GIVEN DATA
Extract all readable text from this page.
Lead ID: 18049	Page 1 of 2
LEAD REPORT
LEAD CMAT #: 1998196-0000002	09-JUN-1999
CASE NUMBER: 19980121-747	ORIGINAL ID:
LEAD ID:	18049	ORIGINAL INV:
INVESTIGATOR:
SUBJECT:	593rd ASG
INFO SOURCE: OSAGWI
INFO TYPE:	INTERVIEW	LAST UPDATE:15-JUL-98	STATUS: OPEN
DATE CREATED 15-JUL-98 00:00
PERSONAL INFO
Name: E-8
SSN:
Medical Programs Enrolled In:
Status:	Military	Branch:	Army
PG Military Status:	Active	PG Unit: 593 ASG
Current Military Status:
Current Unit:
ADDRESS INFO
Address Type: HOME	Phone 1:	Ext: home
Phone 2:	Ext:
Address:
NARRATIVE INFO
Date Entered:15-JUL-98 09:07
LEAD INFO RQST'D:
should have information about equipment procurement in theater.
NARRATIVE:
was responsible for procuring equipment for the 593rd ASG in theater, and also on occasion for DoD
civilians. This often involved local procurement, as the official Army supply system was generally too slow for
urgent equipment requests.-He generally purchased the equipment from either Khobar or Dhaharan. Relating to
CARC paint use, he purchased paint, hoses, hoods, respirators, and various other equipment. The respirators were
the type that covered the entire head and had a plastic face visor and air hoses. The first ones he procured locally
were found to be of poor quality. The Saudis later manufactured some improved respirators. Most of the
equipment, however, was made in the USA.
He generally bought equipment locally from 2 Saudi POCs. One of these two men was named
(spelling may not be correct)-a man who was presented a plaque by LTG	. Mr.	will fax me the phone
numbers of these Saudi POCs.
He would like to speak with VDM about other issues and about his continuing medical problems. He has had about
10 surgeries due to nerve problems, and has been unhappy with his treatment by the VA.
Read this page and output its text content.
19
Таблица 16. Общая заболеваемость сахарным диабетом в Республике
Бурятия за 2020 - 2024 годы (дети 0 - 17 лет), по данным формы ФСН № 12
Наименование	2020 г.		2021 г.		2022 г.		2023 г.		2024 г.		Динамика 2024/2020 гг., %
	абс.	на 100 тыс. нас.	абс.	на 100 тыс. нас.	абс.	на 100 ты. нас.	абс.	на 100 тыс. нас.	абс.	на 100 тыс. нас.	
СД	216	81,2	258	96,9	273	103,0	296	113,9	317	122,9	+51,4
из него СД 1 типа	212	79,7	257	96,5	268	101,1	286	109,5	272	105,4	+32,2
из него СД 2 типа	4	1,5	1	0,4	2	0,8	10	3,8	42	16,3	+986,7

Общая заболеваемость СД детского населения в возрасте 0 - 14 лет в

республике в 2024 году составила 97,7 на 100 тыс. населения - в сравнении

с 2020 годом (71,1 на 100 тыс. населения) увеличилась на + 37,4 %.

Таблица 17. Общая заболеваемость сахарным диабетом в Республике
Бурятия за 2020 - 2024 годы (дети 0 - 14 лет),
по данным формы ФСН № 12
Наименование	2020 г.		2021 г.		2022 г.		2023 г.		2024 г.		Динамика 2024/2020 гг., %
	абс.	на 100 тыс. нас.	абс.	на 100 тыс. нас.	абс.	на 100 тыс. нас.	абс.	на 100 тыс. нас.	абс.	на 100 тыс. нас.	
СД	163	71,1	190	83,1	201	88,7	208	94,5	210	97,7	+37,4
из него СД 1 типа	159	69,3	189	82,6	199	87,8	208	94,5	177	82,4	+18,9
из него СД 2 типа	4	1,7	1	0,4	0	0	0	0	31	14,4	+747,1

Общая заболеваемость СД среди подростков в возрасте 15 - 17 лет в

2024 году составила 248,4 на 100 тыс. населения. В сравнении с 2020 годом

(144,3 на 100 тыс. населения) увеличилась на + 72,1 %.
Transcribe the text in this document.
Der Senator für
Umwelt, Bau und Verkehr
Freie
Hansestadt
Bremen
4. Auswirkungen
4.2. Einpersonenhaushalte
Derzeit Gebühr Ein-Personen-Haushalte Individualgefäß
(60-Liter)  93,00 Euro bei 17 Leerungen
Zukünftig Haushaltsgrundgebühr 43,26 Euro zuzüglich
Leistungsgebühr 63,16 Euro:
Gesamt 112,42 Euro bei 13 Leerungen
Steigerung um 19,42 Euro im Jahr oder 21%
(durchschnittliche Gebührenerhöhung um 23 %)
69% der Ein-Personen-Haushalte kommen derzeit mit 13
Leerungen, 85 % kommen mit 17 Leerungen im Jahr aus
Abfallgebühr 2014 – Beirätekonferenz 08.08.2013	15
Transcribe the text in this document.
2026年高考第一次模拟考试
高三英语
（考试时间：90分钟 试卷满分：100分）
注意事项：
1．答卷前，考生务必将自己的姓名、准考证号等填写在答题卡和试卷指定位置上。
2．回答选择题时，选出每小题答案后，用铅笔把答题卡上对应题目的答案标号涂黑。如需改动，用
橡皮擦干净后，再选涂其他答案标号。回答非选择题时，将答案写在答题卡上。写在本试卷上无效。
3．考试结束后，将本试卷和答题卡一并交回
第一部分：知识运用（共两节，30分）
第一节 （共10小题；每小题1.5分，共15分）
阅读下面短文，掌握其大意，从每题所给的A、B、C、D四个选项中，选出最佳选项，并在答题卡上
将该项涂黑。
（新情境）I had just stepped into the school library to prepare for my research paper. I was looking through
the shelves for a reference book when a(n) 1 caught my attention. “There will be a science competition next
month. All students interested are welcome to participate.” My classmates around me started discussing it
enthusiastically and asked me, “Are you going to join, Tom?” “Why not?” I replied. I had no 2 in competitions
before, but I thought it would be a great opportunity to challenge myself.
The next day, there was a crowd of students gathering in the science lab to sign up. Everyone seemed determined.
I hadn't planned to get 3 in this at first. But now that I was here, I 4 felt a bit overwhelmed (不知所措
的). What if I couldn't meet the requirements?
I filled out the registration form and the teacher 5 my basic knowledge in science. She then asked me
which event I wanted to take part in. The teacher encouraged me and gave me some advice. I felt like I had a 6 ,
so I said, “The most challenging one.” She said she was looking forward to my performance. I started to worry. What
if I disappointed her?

EXERCISE DESCRIPTION
Filter the records down to the lines that contain the string "felt", and copy those lines.

RIGHT ANSWER
I hadn't planned to get 3 in this at first. But now that I was here, I 4 felt a bit overwhelmed (不知所措
which event I wanted to take part in. The teacher encouraged me and gave me some advice. I felt like I had a 6 ,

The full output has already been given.